Repeat every entry word for word, skipping the pictures.

== == ==

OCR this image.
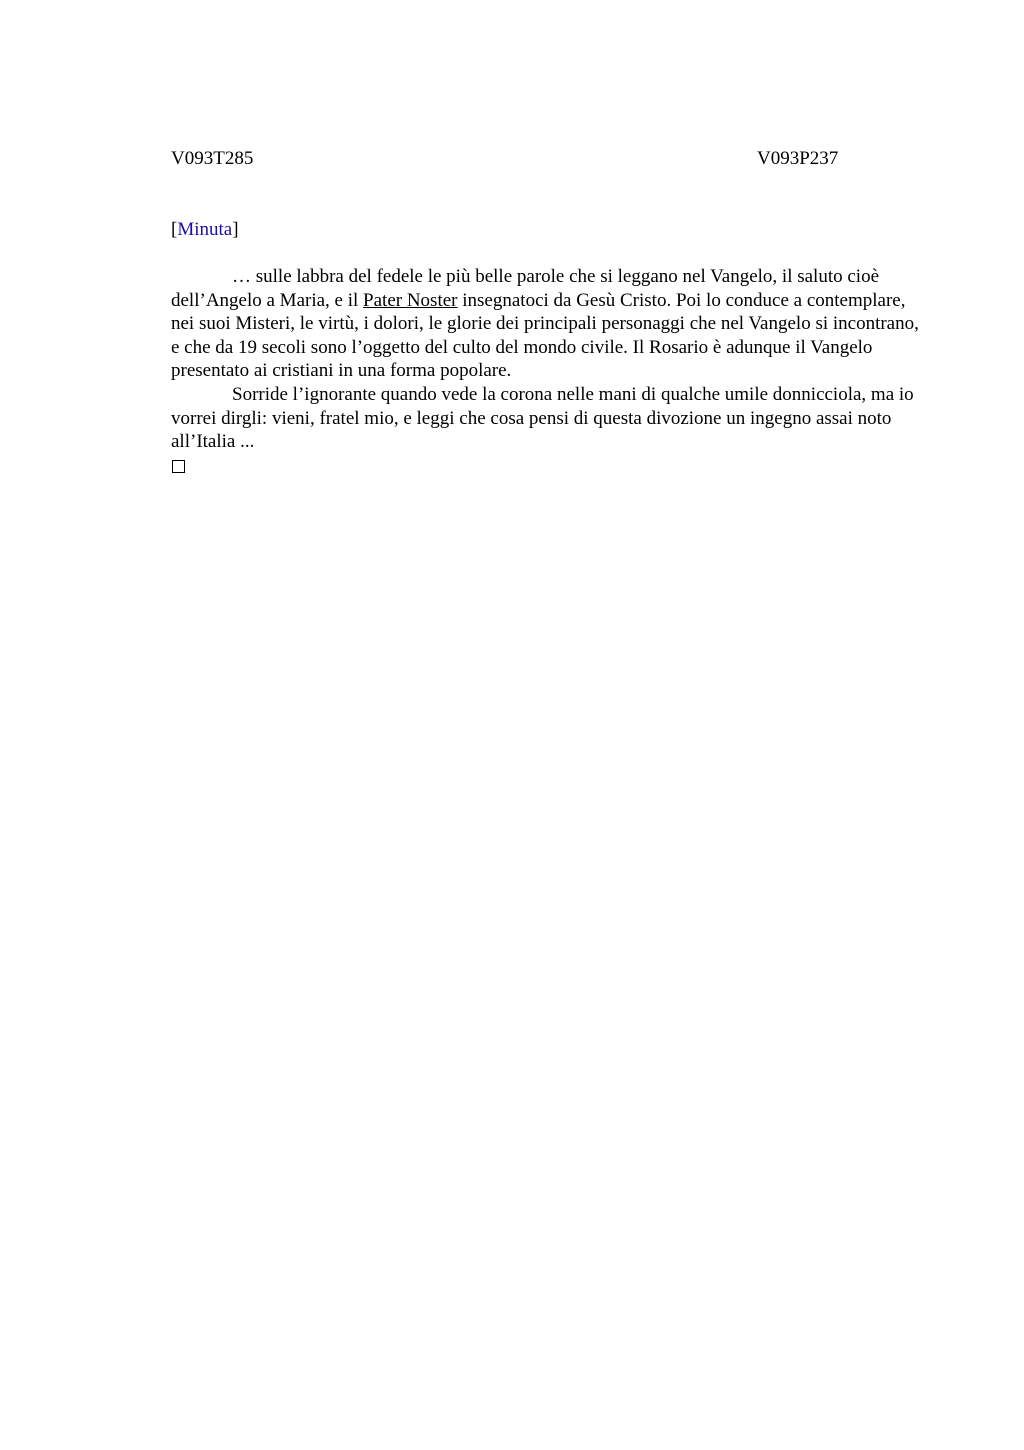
V093T285	V093P237
[Minuta]

… sulle labbra del fedele le più belle parole che si leggano nel Vangelo, il saluto cioè dell’Angelo a Maria, e il Pater Noster insegnatoci da Gesù Cristo. Poi lo conduce a contemplare, nei suoi Misteri, le virtù, i dolori, le glorie dei principali personaggi che nel Vangelo si incontrano, e che da 19 secoli sono l’oggetto del culto del mondo civile. Il Rosario è adunque il Vangelo presentato ai cristiani in una forma popolare.

Sorride l’ignorante quando vede la corona nelle mani di qualche umile donnicciola, ma io vorrei dirgli: vieni, fratel mio, e leggi che cosa pensi di questa divozione un ingegno assai noto all’Italia ...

== == ==

RESULT BELOW =
OCR this image.
V093T285	V093P237
[Minuta]

… sulle labbra del fedele le più belle parole che si leggano nel Vangelo, il saluto cioè dell’Angelo a Maria, e il Pater Noster insegnatoci da Gesù Cristo. Poi lo conduce a contemplare, nei suoi Misteri, le virtù, i dolori, le glorie dei principali personaggi che nel Vangelo si incontrano, e che da 19 secoli sono l’oggetto del culto del mondo civile. Il Rosario è adunque il Vangelo presentato ai cristiani in una forma popolare.

Sorride l’ignorante quando vede la corona nelle mani di qualche umile donnicciola, ma io vorrei dirgli: vieni, fratel mio, e leggi che cosa pensi di questa divozione un ingegno assai noto all’Italia ...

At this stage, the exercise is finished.